Stored data
▼

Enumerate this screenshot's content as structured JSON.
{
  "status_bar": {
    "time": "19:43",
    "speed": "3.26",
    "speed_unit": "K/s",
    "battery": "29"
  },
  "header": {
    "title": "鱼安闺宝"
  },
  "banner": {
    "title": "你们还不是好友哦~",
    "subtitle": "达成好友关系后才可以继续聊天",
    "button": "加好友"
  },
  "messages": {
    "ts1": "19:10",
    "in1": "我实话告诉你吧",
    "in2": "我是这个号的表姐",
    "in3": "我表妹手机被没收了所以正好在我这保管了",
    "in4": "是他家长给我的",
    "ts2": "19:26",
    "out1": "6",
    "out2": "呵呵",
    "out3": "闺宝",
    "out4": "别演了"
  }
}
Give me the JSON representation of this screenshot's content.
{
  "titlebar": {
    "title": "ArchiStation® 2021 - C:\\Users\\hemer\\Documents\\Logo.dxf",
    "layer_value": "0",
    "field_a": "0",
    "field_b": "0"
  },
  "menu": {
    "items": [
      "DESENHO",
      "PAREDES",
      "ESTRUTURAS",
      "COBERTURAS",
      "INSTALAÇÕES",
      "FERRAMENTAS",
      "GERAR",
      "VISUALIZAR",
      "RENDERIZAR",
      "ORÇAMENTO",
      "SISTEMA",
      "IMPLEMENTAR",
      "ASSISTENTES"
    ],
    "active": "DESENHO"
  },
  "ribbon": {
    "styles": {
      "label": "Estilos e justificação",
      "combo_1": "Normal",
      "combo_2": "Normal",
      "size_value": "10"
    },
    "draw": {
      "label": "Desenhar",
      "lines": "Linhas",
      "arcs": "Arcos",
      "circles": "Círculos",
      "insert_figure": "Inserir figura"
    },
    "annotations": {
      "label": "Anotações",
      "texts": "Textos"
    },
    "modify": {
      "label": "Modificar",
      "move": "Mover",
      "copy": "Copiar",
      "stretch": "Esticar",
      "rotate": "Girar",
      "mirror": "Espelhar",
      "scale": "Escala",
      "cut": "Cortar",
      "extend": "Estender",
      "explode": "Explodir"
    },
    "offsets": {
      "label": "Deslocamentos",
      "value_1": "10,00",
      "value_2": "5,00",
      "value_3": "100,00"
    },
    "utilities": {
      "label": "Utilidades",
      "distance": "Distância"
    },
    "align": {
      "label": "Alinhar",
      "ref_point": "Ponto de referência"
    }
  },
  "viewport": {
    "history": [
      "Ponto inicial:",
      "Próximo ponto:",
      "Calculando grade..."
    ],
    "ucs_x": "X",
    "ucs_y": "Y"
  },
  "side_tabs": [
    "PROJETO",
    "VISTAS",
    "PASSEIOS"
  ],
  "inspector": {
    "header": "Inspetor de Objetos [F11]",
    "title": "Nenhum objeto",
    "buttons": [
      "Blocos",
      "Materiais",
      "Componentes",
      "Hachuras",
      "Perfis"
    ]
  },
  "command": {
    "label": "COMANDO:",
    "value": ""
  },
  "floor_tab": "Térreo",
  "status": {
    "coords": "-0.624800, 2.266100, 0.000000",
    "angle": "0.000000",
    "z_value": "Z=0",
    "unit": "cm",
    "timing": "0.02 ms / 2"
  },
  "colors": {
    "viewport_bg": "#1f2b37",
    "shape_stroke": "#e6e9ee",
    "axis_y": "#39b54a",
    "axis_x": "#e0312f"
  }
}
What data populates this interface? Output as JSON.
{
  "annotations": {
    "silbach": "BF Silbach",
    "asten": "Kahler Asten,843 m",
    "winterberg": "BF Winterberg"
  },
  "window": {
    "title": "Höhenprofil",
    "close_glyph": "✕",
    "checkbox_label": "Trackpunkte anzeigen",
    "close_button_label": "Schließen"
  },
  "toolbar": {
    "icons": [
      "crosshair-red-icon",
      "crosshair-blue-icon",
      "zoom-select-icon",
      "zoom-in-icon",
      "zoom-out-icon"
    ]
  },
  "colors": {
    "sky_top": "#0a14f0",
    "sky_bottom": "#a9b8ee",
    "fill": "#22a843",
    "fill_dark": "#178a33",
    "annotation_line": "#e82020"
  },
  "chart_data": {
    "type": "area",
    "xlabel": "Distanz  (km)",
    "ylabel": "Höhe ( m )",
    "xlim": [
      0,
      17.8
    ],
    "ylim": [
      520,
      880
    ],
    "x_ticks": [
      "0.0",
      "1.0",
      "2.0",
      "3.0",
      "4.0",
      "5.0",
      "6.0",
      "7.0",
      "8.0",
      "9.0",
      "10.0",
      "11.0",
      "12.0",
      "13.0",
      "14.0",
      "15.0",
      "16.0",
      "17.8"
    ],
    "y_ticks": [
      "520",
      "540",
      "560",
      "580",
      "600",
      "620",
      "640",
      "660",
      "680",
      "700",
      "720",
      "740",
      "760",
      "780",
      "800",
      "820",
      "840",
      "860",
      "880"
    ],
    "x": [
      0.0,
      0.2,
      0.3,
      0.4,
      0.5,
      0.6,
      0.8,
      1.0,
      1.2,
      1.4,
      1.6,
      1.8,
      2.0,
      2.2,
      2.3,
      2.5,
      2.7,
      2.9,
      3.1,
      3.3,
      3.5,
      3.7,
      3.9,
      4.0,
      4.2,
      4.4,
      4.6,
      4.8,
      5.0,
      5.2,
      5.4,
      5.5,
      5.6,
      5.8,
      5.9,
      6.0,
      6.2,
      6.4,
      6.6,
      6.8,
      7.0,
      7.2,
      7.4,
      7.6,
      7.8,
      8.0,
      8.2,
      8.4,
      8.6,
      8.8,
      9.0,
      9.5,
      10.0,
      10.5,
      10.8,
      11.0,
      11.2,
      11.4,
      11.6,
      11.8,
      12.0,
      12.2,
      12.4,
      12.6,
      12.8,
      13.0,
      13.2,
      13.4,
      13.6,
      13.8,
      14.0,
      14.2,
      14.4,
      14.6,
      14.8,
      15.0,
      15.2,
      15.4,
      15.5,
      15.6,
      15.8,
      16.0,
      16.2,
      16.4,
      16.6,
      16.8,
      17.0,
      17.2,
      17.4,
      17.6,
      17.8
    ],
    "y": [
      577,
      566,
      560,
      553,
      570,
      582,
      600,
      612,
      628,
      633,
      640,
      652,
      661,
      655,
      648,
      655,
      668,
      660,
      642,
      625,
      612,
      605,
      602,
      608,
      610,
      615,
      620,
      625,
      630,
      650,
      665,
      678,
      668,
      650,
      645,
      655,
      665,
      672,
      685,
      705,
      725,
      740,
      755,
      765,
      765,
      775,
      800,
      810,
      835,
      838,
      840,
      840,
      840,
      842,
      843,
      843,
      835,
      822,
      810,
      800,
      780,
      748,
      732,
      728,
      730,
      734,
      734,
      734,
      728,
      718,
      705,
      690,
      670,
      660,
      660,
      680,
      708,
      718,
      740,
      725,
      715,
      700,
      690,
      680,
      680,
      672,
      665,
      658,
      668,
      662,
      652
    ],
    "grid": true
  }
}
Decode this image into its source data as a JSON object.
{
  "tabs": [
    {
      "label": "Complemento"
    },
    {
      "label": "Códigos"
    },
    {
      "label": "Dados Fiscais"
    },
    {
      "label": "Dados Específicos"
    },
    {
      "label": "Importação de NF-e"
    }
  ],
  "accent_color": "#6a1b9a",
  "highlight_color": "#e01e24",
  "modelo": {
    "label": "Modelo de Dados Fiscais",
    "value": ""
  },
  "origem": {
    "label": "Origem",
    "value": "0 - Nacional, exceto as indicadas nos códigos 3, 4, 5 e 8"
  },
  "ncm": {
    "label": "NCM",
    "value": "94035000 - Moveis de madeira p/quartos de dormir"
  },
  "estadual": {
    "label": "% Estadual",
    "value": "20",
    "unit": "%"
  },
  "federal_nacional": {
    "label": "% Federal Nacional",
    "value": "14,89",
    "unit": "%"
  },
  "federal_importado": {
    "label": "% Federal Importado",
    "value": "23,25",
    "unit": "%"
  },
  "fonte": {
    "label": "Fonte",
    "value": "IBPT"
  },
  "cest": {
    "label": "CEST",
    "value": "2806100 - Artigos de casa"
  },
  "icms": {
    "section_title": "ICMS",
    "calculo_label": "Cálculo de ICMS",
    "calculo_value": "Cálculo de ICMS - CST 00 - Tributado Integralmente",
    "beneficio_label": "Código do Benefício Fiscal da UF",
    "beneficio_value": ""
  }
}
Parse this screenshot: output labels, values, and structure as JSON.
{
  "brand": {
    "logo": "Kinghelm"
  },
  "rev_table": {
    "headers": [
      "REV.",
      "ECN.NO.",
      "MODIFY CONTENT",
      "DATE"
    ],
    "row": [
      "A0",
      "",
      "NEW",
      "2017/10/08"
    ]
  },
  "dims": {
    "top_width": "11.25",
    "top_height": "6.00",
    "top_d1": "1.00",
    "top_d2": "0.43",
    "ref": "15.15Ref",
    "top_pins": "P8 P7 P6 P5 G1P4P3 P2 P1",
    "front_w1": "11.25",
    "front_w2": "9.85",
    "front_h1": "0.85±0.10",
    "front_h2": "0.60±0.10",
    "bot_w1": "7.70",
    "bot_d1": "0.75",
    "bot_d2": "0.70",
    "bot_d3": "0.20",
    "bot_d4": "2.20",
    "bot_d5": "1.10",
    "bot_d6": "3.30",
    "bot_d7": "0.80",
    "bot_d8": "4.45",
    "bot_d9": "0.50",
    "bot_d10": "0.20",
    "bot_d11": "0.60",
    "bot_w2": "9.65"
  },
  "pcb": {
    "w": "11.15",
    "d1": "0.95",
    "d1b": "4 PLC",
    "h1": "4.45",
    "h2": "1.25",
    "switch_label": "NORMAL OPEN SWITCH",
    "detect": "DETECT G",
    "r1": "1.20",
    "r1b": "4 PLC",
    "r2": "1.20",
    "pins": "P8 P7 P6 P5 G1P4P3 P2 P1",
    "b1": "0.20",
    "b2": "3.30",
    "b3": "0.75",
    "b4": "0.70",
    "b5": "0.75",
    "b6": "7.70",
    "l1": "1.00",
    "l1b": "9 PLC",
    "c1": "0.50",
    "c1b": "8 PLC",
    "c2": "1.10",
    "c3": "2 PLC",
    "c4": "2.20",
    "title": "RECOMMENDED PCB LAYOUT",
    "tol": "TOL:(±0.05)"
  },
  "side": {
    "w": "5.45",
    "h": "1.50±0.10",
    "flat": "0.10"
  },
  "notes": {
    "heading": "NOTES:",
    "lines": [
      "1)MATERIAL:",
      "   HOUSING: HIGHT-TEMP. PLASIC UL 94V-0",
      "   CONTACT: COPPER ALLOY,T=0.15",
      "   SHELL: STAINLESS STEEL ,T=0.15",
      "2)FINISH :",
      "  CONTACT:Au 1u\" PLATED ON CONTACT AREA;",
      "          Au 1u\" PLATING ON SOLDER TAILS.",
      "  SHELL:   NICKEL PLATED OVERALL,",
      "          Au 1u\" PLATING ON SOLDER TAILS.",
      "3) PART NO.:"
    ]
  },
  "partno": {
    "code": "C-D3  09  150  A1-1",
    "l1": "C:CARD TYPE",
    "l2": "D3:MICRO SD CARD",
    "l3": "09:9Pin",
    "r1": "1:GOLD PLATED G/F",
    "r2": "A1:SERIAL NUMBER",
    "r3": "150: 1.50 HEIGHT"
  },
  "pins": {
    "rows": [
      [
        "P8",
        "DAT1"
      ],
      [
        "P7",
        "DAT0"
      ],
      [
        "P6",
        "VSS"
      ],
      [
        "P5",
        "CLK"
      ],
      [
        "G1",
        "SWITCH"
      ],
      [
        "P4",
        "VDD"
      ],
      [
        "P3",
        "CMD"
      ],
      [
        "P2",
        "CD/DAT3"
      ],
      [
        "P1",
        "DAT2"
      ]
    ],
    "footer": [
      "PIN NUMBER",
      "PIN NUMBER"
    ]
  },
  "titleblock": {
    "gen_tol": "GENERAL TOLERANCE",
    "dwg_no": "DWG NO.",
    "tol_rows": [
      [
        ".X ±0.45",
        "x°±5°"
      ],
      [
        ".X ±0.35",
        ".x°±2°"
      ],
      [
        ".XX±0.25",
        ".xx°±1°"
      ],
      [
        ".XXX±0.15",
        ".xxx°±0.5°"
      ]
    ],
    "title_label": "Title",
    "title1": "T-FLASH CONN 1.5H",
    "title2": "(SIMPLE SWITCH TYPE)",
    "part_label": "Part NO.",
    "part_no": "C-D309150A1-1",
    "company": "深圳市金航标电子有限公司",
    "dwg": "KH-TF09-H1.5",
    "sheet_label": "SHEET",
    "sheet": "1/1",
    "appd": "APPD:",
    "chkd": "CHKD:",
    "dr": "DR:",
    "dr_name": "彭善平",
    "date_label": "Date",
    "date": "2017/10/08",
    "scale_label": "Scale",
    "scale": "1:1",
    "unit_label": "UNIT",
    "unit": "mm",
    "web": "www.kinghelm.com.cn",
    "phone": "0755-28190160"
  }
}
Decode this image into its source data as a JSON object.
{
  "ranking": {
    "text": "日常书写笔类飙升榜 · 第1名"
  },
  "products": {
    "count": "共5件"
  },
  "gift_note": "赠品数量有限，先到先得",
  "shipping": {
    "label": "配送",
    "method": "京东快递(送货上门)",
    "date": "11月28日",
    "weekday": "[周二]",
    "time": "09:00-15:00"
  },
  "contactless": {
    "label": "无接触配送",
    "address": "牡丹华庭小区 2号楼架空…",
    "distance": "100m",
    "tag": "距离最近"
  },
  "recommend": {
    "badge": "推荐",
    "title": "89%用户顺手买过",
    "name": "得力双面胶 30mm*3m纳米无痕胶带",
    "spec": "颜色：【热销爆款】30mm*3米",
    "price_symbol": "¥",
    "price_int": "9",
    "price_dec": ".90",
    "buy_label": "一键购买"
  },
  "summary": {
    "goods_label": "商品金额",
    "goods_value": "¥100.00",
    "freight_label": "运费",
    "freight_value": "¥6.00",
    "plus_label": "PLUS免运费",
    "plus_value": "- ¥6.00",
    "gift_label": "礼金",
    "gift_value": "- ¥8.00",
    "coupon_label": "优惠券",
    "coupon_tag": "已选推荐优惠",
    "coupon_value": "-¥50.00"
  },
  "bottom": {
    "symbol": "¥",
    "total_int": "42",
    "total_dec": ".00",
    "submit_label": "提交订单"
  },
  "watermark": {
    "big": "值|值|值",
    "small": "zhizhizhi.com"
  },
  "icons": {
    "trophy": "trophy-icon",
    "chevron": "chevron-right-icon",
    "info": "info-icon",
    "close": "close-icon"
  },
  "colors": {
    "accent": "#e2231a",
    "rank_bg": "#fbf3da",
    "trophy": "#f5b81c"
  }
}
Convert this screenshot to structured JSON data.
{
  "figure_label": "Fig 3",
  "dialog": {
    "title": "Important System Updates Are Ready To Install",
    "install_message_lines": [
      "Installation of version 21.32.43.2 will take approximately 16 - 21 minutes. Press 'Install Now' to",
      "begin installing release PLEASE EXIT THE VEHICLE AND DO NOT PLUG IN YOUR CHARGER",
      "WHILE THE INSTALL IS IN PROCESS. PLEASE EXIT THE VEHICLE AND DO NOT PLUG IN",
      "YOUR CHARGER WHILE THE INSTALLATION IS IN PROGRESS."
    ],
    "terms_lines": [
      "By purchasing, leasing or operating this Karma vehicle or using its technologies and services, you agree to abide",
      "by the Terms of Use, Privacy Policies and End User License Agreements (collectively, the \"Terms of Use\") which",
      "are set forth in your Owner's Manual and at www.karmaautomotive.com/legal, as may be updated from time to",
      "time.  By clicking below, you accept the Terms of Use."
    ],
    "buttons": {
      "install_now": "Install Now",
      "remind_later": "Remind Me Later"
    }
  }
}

▲

Written request: Copy the lines from the entries above in which the word "crosshair" appears.

Task result:
      "crosshair-red-icon",
      "crosshair-blue-icon",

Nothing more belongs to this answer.